** Begin Page excerpt **

Your Stengths and Weaknesses

So far, we have covered the advantages and disadvantages of homeownership and discussed the important of savings in regards to buying a home. And are you still itching to buy that home? Good. Today we are going to cover three aspects that you should consider even before you go in and get that pre-approval: What are your strengths? What are your weaknesses?

Your Strengths

Let’s start with your good points. The following is a list of strengths borrowers like you may possess. Take a look, which strengths do you possess? The more strength you have the better position you will be in to get approved and get the best interest rate possible for your financing.

  • A good and long credit history. The longer you have had credit established helps lenders determine how you handle your finances, even through life’s down times. The payment history of your credit is important also. Have you made your payments on time? The last 12-24 months worth of payment history is reviewed closely.
  • Good reserves. We discussed in my last blog the importance of saving and/or making a down payment on your mortgage.
  • Good job history. This is not as important as it once was but it can still play a roll if other areas of your file are not as strong. If you have been at the same employer for 2 years or more, it shows that your life is stable. Don’t worry if you have changed jobs within the last 6 months if you went to a job that is in the same line of work or higher pay.
  • Good residence time. Of all the strengths you may possess this is the least weighted. Again if you have been in your current location for at least 2 years it is considered stable.

** End Page excerpt **
** Begin Listing **

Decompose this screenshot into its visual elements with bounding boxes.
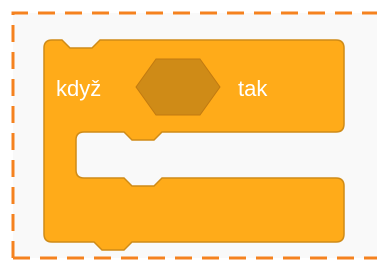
then-label: tak xyxy=(238,76,268,101)
if-label: když xyxy=(56,76,102,101)
script-canvas: když tak xyxy=(0,0,377,271)
if-then-block[interactable] xyxy=(0,0,377,271)
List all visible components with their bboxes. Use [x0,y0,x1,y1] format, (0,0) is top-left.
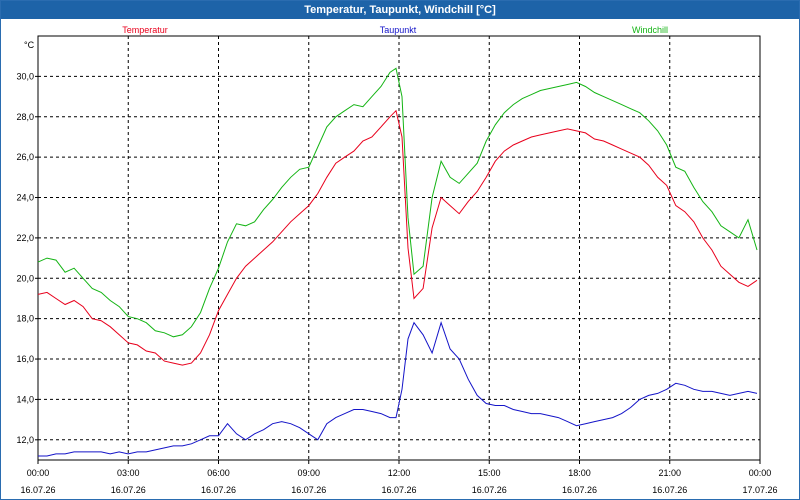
y-tick-label: 18,0 [16,314,34,324]
x-tick-time-label: 06:00 [207,468,230,478]
y-tick-label: 20,0 [16,273,34,283]
series-line-temperatur [37,109,758,366]
x-tick-date-label: 16.07.26 [111,485,146,495]
y-axis-label: °C [24,40,35,50]
y-tick-label: 24,0 [16,193,34,203]
legend-entry-temperatur: Temperatur [122,25,168,35]
y-tick-label: 16,0 [16,354,34,364]
y-tick-label: 12,0 [16,435,34,445]
x-tick-date-label: 16.07.26 [381,485,416,495]
x-tick-time-label: 21:00 [658,468,681,478]
x-tick-date-label: 16.07.26 [652,485,687,495]
legend-entry-taupunkt: Taupunkt [380,25,417,35]
y-tick-label: 14,0 [16,394,34,404]
x-tick-time-label: 12:00 [388,468,411,478]
x-tick-date-label: 16.07.26 [201,485,236,495]
chart-canvas: 12,0 14,0 16,0 18,0 20,0 22,0 24,0 26,0 28,0 30,0… [16,25,777,495]
x-tick-date-label: 17.07.26 [742,485,777,495]
series-line-taupunkt [38,321,758,457]
x-tick-time-label: 09:00 [297,468,320,478]
series-line-windchill [37,67,758,338]
y-tick-label: 22,0 [16,233,34,243]
legend-entry-windchill: Windchill [632,25,668,35]
x-tick-time-label: 00:00 [749,468,772,478]
x-tick-time-label: 03:00 [117,468,140,478]
x-tick-time-label: 18:00 [568,468,591,478]
x-tick-date-label: 16.07.26 [562,485,597,495]
y-tick-label: 26,0 [16,152,34,162]
y-tick-label: 30,0 [16,71,34,81]
x-tick-time-label: 15:00 [478,468,501,478]
x-tick-date-label: 16.07.26 [472,485,507,495]
x-tick-date-label: 16.07.26 [20,485,55,495]
x-tick-date-label: 16.07.26 [291,485,326,495]
y-tick-label: 28,0 [16,112,34,122]
x-tick-time-label: 00:00 [27,468,50,478]
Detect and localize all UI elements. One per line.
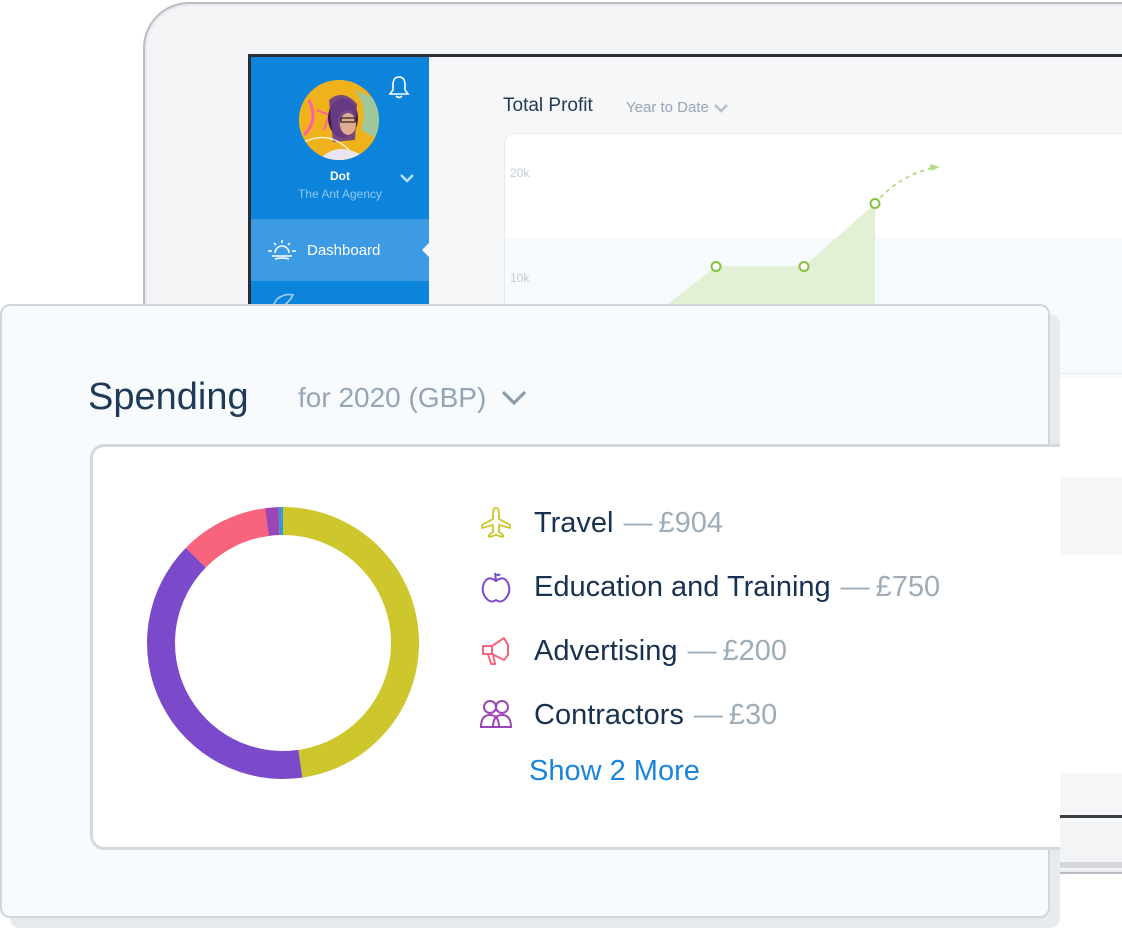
projection-arrow (930, 164, 940, 171)
chevron-down-icon[interactable] (400, 173, 414, 183)
legend-name: Advertising (534, 634, 678, 667)
spending-breakdown-panel: Travel — £904 Education and Training — £… (90, 444, 1060, 850)
spending-legend: Travel — £904 Education and Training — £… (478, 491, 940, 747)
legend-name: Education and Training (534, 570, 831, 603)
profit-range-label: Year to Date (626, 99, 709, 116)
donut-slice-travel (283, 507, 420, 778)
laptop-base (1050, 862, 1122, 868)
legend-amount: £904 (658, 506, 724, 539)
people-icon (479, 700, 513, 728)
legend-item-education[interactable]: Education and Training — £750 (478, 555, 940, 619)
legend-separator: — (840, 570, 870, 603)
spending-title: Spending (88, 376, 249, 418)
legend-item-travel[interactable]: Travel — £904 (478, 491, 940, 555)
spending-period-label: for 2020 (GBP) (298, 382, 487, 413)
chevron-down-icon (502, 390, 527, 406)
data-point (798, 261, 810, 272)
sidebar-item-label: Dashboard (307, 241, 381, 259)
legend-separator: — (687, 634, 717, 667)
profit-title: Total Profit (503, 95, 593, 116)
legend-name: Contractors (534, 698, 684, 731)
sidebar-item-dashboard[interactable]: Dashboard (251, 219, 429, 281)
projection-line (874, 167, 933, 205)
sunrise-icon (268, 240, 296, 260)
legend-amount: £30 (728, 698, 778, 731)
spending-period-dropdown[interactable]: for 2020 (GBP) (298, 382, 528, 414)
profit-range-dropdown[interactable]: Year to Date (626, 99, 729, 116)
spending-card: Spending for 2020 (GBP) Travel — £904 Ed… (0, 304, 1060, 918)
legend-amount: £750 (875, 570, 941, 603)
user-organization: The Ant Agency (297, 187, 383, 201)
spending-donut-chart (147, 507, 420, 779)
active-indicator (422, 243, 429, 257)
data-point (869, 198, 881, 209)
legend-item-contractors[interactable]: Contractors — £30 (478, 683, 940, 747)
megaphone-icon (482, 637, 509, 665)
legend-amount: £200 (722, 634, 787, 667)
legend-item-advertising[interactable]: Advertising — £200 (478, 619, 940, 683)
legend-separator: — (693, 698, 723, 731)
avatar[interactable] (299, 80, 379, 160)
legend-name: Travel (534, 506, 614, 539)
legend-separator: — (623, 506, 653, 539)
donut-slice-education-and-training (147, 547, 303, 779)
airplane-icon (481, 507, 511, 538)
donut-slice-advertising (185, 508, 269, 568)
bell-icon[interactable] (388, 75, 410, 99)
data-point (710, 261, 722, 272)
show-more-link[interactable]: Show 2 More (529, 755, 700, 788)
apple-icon (481, 572, 511, 603)
chevron-down-icon (713, 103, 728, 113)
screen-edge (1050, 815, 1122, 818)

** End Listing **

Exercise directions ▸
Reproduce the passage from the borrower strengths text above, from "Let’s start with" up to and including "on your mortgage.".

Correct output ▸
Let’s start with your good points. The following is a list of strengths borrowers like you may possess. Take a look, which strengths do you possess? The more strength you have the better position you will be in to get approved and get the best interest rate possible for your financing.

  • A good and long credit history. The longer you have had credit established helps lenders determine how you handle your finances, even through life’s down times. The payment history of your credit is important also. Have you made your payments on time? The last 12-24 months worth of payment history is reviewed closely.
  • Good reserves. We discussed in my last blog the importance of saving and/or making a down payment on your mortgage.